'''
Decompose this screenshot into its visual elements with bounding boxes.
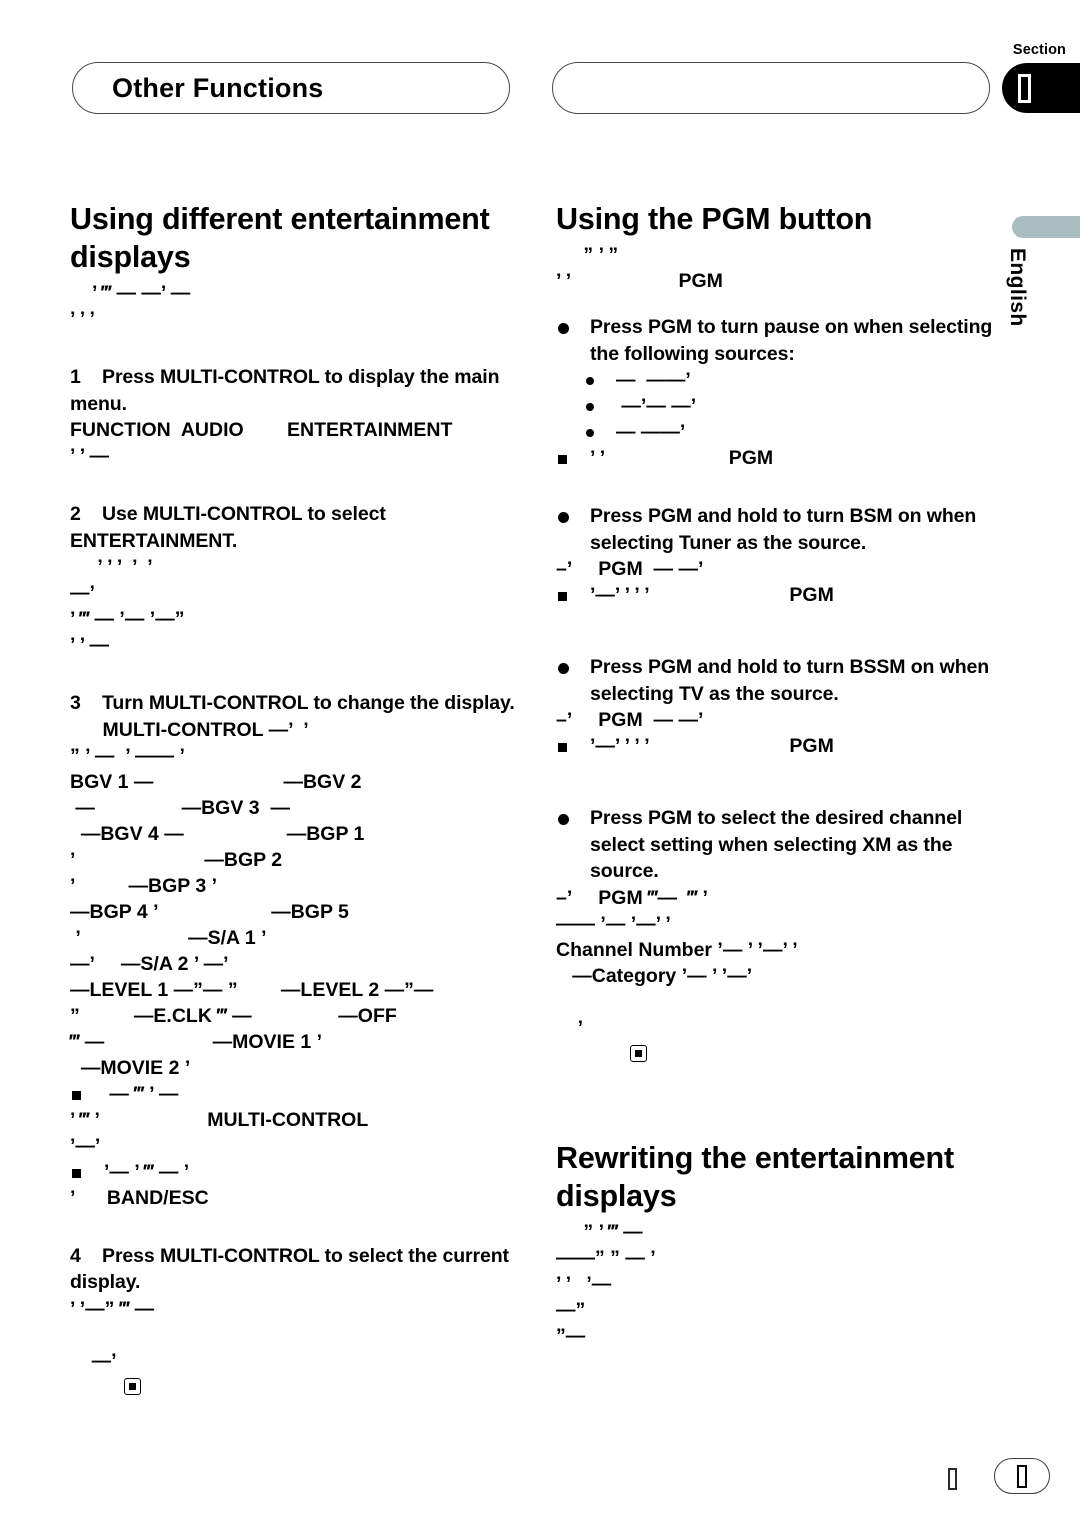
- pgm-item-4-detail-4: —Category ’— ’ ’—’: [556, 964, 753, 987]
- step-3-number: 3: [70, 692, 81, 714]
- rewriting-line-1: ” ’ ‴ —: [578, 1220, 643, 1243]
- page-title: Other Functions: [112, 73, 324, 103]
- pgm-intro-2: ’ ’ PGM: [556, 270, 723, 292]
- step-3-note-1-line-3: ’—’: [70, 1134, 101, 1157]
- pgm-item-4-end: ’: [556, 989, 1004, 1093]
- pgm-item-3-note-1: ’—’ ’ ’ ’ PGM: [556, 733, 1004, 759]
- step-1-text: Press MULTI-CONTROL to display the main …: [70, 366, 500, 415]
- rewriting-line-2: ——” ” — ’: [556, 1246, 656, 1269]
- step-3-note-1-line-2: ’ ‴ ’ MULTI-CONTROL: [70, 1108, 369, 1131]
- step-1: 1 Press MULTI-CONTROL to display the mai…: [70, 364, 518, 417]
- pgm-intro-1: ” ’ ”: [578, 244, 619, 266]
- footer-page-pill: [994, 1458, 1050, 1494]
- step-3-note-2-line-1: ’— ’ ‴ — ’: [70, 1159, 518, 1185]
- step-4-detail-2-text: —’: [91, 1349, 117, 1372]
- step-4-detail-1: ’ ’—” ‴ —: [70, 1297, 155, 1320]
- display-mode-10: ” —E.CLK ‴ — —OFF: [70, 1004, 397, 1027]
- display-mode-8: —’ —S/A 2 ’ —’: [70, 952, 229, 975]
- pgm-item-2: Press PGM and hold to turn BSM on when s…: [556, 503, 1004, 556]
- pgm-item-1: Press PGM to turn pause on when selectin…: [556, 314, 1004, 367]
- step-2-number: 2: [70, 503, 81, 525]
- end-marker-icon: [123, 1377, 141, 1395]
- section-label: Section: [1012, 42, 1066, 58]
- step-4: 4 Press MULTI-CONTROL to select the curr…: [70, 1243, 518, 1296]
- step-4-number: 4: [70, 1244, 81, 1267]
- display-mode-9: —LEVEL 1 —”— ” —LEVEL 2 —”—: [70, 978, 434, 1001]
- language-tab: [1012, 216, 1080, 238]
- rewriting-line-3: ’ ’ ’—: [556, 1272, 612, 1295]
- step-1-detail-1: FUNCTION AUDIO ENTERTAINMENT: [70, 419, 453, 441]
- section-number-glyph: [1018, 73, 1031, 103]
- step-1-number: 1: [70, 366, 81, 388]
- left-intro-glyph-1: ’ ‴ — —’ —: [92, 282, 191, 304]
- pgm-item-3: Press PGM and hold to turn BSSM on when …: [556, 654, 1004, 707]
- pgm-item-2-note-1: ’—’ ’ ’ ’ PGM: [556, 582, 1004, 608]
- pgm-item-4: Press PGM to select the desired channel …: [556, 805, 1004, 885]
- footer-glyph: [948, 1468, 957, 1490]
- display-mode-1: BGV 1 — —BGV 2: [70, 770, 362, 793]
- left-section-heading: Using different entertainment displays: [70, 202, 490, 274]
- pgm-item-4-end-text: ’: [577, 1016, 584, 1039]
- section-tab: [1002, 63, 1080, 113]
- display-mode-12: —MOVIE 2 ’: [70, 1056, 191, 1079]
- footer-page-number-glyph: [1017, 1464, 1027, 1488]
- right-column: Using the PGM button ” ’ ” ’ ’ PGM Press…: [556, 200, 1004, 1349]
- header-right-pill: [552, 62, 990, 114]
- step-1-detail-2: ’ ’ —: [70, 445, 110, 467]
- rewriting-line-4: —”: [556, 1298, 586, 1321]
- display-mode-7: ’ —S/A 1 ’: [70, 926, 267, 949]
- display-mode-2: — —BGV 3 —: [70, 796, 290, 819]
- step-2-detail-3: ’ ‴ — ’— ’—”: [70, 608, 185, 630]
- pgm-item-4-detail-3: Channel Number ’— ’ ’—’ ’: [556, 938, 798, 961]
- step-3-detail-1: MULTI-CONTROL —’ ’: [70, 718, 309, 741]
- step-3-detail-2: ” ’ — ’ —— ’: [70, 744, 185, 767]
- step-3-note-1-line-1: — ‴ ’ —: [70, 1081, 518, 1107]
- step-2-detail-1: ’ ’ ’ ’ ’: [92, 556, 153, 578]
- step-2: 2 Use MULTI-CONTROL to select ENTERTAINM…: [70, 501, 518, 554]
- left-intro-glyph-2: ’ ’ ’: [70, 308, 95, 330]
- display-mode-4: ’ —BGP 2: [70, 848, 283, 871]
- pgm-section-heading: Using the PGM button: [556, 202, 873, 236]
- pgm-item-1-sub-3: — ——’: [556, 419, 1004, 445]
- step-2-detail-2: —’: [70, 582, 95, 604]
- step-3-text: Turn MULTI-CONTROL to change the display…: [102, 692, 515, 714]
- pgm-item-4-detail-2: —— ’— ’—’ ’: [556, 912, 671, 935]
- display-mode-6: —BGP 4 ’ —BGP 5: [70, 900, 349, 923]
- step-4-detail-2: —’: [70, 1322, 518, 1426]
- display-mode-3: —BGV 4 — —BGP 1: [70, 822, 365, 845]
- pgm-item-1-sub-2: —’— —’: [556, 393, 1004, 419]
- step-2-text: Use MULTI-CONTROL to select ENTERTAINMEN…: [70, 503, 386, 552]
- rewriting-section-heading: Rewriting the entertainment displays: [556, 1140, 954, 1213]
- pgm-item-1-sub-1: — ——’: [556, 367, 1004, 393]
- pgm-item-4-detail-1: –’ PGM ‴— ‴ ’: [556, 886, 708, 909]
- end-marker-icon-2: [629, 1044, 647, 1062]
- step-2-detail-4: ’ ’ —: [70, 634, 110, 656]
- rewriting-line-5: ”—: [556, 1324, 586, 1347]
- left-column: Using different entertainment displays ’…: [70, 200, 518, 1426]
- pgm-item-2-detail-1: –’ PGM — —’: [556, 558, 704, 580]
- pgm-item-3-detail-1: –’ PGM — —’: [556, 709, 704, 731]
- step-3-note-2-line-2: ’ BAND/ESC: [70, 1186, 209, 1209]
- step-4-text: Press MULTI-CONTROL to select the curren…: [70, 1244, 509, 1294]
- step-3: 3 Turn MULTI-CONTROL to change the displ…: [70, 690, 518, 717]
- language-label: English: [1006, 248, 1029, 327]
- display-mode-11: ‴ — —MOVIE 1 ’: [70, 1030, 323, 1053]
- pgm-item-1-note-1: ’ ’ PGM: [556, 445, 1004, 471]
- display-mode-5: ’ —BGP 3 ’: [70, 874, 218, 897]
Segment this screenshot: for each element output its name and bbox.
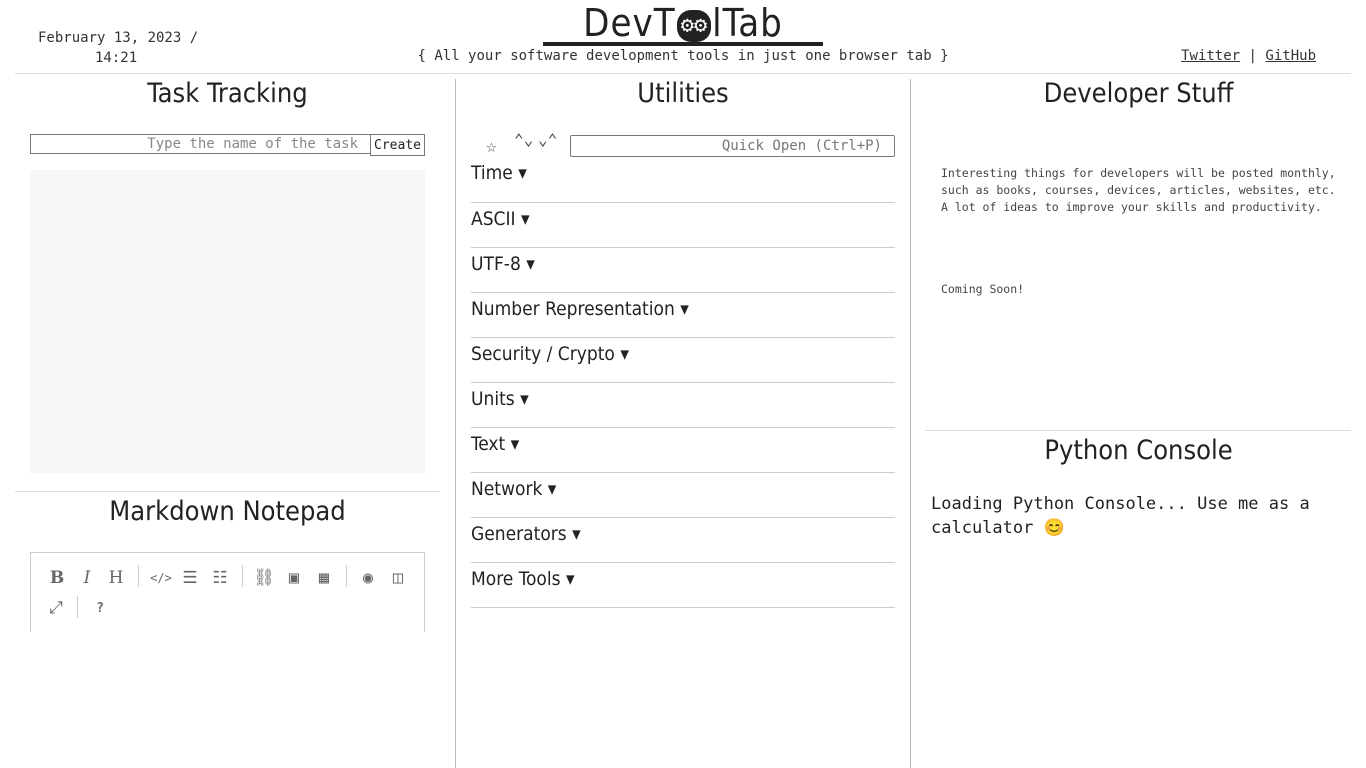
'''
WHAT THIS TASK INVOLVES: Copy every line of the records above word for word, leaving out the pictures.

THE RESULT:
Decompose this screenshot into its visual elements with bounding boxes.
- pgm-item-4-detail-4: —Category ’— ’ ’—’: [556, 964, 753, 987]
- step-3-number: 3: [70, 692, 81, 714]
- rewriting-line-1: ” ’ ‴ —: [578, 1220, 643, 1243]
- page-title: Other Functions: [112, 73, 324, 103]
- pgm-intro-2: ’ ’ PGM: [556, 270, 723, 292]
- step-3-note-1-line-3: ’—’: [70, 1134, 101, 1157]
- pgm-item-4-end: ’: [556, 989, 1004, 1093]
- pgm-item-3-note-1: ’—’ ’ ’ ’ PGM: [556, 733, 1004, 759]
- step-1-text: Press MULTI-CONTROL to display the main …: [70, 366, 500, 415]
- rewriting-line-2: ——” ” — ’: [556, 1246, 656, 1269]
- step-3-note-1-line-2: ’ ‴ ’ MULTI-CONTROL: [70, 1108, 369, 1131]
- step-1: 1 Press MULTI-CONTROL to display the mai…: [70, 364, 518, 417]
- pgm-intro-1: ” ’ ”: [578, 244, 619, 266]
- footer-page-pill: [994, 1458, 1050, 1494]
- step-3-note-2-line-1: ’— ’ ‴ — ’: [70, 1159, 518, 1185]
- step-4-detail-2-text: —’: [91, 1349, 117, 1372]
- step-4-detail-1: ’ ’—” ‴ —: [70, 1297, 155, 1320]
- display-mode-10: ” —E.CLK ‴ — —OFF: [70, 1004, 397, 1027]
- display-mode-8: —’ —S/A 2 ’ —’: [70, 952, 229, 975]
- pgm-item-2: Press PGM and hold to turn BSM on when s…: [556, 503, 1004, 556]
- pgm-item-1: Press PGM to turn pause on when selectin…: [556, 314, 1004, 367]
- step-2-number: 2: [70, 503, 81, 525]
- end-marker-icon: [123, 1377, 141, 1395]
- section-label: Section: [1012, 42, 1066, 58]
- step-4: 4 Press MULTI-CONTROL to select the curr…: [70, 1243, 518, 1296]
- step-4-number: 4: [70, 1244, 81, 1267]
- display-mode-9: —LEVEL 1 —”— ” —LEVEL 2 —”—: [70, 978, 434, 1001]
- language-tab: [1012, 216, 1080, 238]
- rewriting-line-3: ’ ’ ’—: [556, 1272, 612, 1295]
- step-1-detail-1: FUNCTION AUDIO ENTERTAINMENT: [70, 419, 453, 441]
- section-number-glyph: [1018, 73, 1031, 103]
- step-1-number: 1: [70, 366, 81, 388]
- left-intro-glyph-1: ’ ‴ — —’ —: [92, 282, 191, 304]
- pgm-item-3: Press PGM and hold to turn BSSM on when …: [556, 654, 1004, 707]
- pgm-item-2-note-1: ’—’ ’ ’ ’ PGM: [556, 582, 1004, 608]
- pgm-item-4: Press PGM to select the desired channel …: [556, 805, 1004, 885]
- footer-glyph: [948, 1468, 957, 1490]
- display-mode-1: BGV 1 — —BGV 2: [70, 770, 362, 793]
- left-section-heading: Using different entertainment displays: [70, 202, 490, 274]
- pgm-item-4-end-text: ’: [577, 1016, 584, 1039]
- section-tab: [1002, 63, 1080, 113]
- display-mode-12: —MOVIE 2 ’: [70, 1056, 191, 1079]
- footer-page-number-glyph: [1017, 1464, 1027, 1488]
- right-column: Using the PGM button ” ’ ” ’ ’ PGM Press…: [556, 200, 1004, 1349]
- header-right-pill: [552, 62, 990, 114]
- step-1-detail-2: ’ ’ —: [70, 445, 110, 467]
- rewriting-line-4: —”: [556, 1298, 586, 1321]
- display-mode-7: ’ —S/A 1 ’: [70, 926, 267, 949]
- display-mode-2: — —BGV 3 —: [70, 796, 290, 819]
- step-2-detail-3: ’ ‴ — ’— ’—”: [70, 608, 185, 630]
- pgm-item-4-detail-3: Channel Number ’— ’ ’—’ ’: [556, 938, 798, 961]
- step-3-detail-1: MULTI-CONTROL —’ ’: [70, 718, 309, 741]
- step-3-detail-2: ” ’ — ’ —— ’: [70, 744, 185, 767]
- step-3-note-1-line-1: — ‴ ’ —: [70, 1081, 518, 1107]
- step-2-detail-1: ’ ’ ’ ’ ’: [92, 556, 153, 578]
- step-2: 2 Use MULTI-CONTROL to select ENTERTAINM…: [70, 501, 518, 554]
- left-intro-glyph-2: ’ ’ ’: [70, 308, 95, 330]
- display-mode-4: ’ —BGP 2: [70, 848, 283, 871]
- pgm-section-heading: Using the PGM button: [556, 202, 873, 236]
- pgm-item-1-sub-3: — ——’: [556, 419, 1004, 445]
- step-2-detail-2: —’: [70, 582, 95, 604]
- step-3-text: Turn MULTI-CONTROL to change the display…: [102, 692, 515, 714]
- pgm-item-4-detail-2: —— ’— ’—’ ’: [556, 912, 671, 935]
- display-mode-6: —BGP 4 ’ —BGP 5: [70, 900, 349, 923]
- step-4-detail-2: —’: [70, 1322, 518, 1426]
- display-mode-3: —BGV 4 — —BGP 1: [70, 822, 365, 845]
- pgm-item-1-sub-2: —’— —’: [556, 393, 1004, 419]
- step-2-text: Use MULTI-CONTROL to select ENTERTAINMEN…: [70, 503, 386, 552]
- rewriting-section-heading: Rewriting the entertainment displays: [556, 1140, 954, 1213]
- pgm-item-1-sub-1: — ——’: [556, 367, 1004, 393]
- pgm-item-4-detail-1: –’ PGM ‴— ‴ ’: [556, 886, 708, 909]
- end-marker-icon-2: [629, 1044, 647, 1062]
- step-2-detail-4: ’ ’ —: [70, 634, 110, 656]
- rewriting-line-5: ”—: [556, 1324, 586, 1347]
- left-column: Using different entertainment displays ’…: [70, 200, 518, 1426]
- pgm-item-2-detail-1: –’ PGM — —’: [556, 558, 704, 580]
- pgm-item-3-detail-1: –’ PGM — —’: [556, 709, 704, 731]
- step-3-note-2-line-2: ’ BAND/ESC: [70, 1186, 209, 1209]
- step-4-text: Press MULTI-CONTROL to select the curren…: [70, 1244, 509, 1294]
- step-3: 3 Turn MULTI-CONTROL to change the displ…: [70, 690, 518, 717]
- language-label: English: [1006, 248, 1029, 327]
- display-mode-11: ‴ — —MOVIE 1 ’: [70, 1030, 323, 1053]
- pgm-item-1-note-1: ’ ’ PGM: [556, 445, 1004, 471]
- display-mode-5: ’ —BGP 3 ’: [70, 874, 218, 897]
Segment this screenshot: for each element output its name and bbox.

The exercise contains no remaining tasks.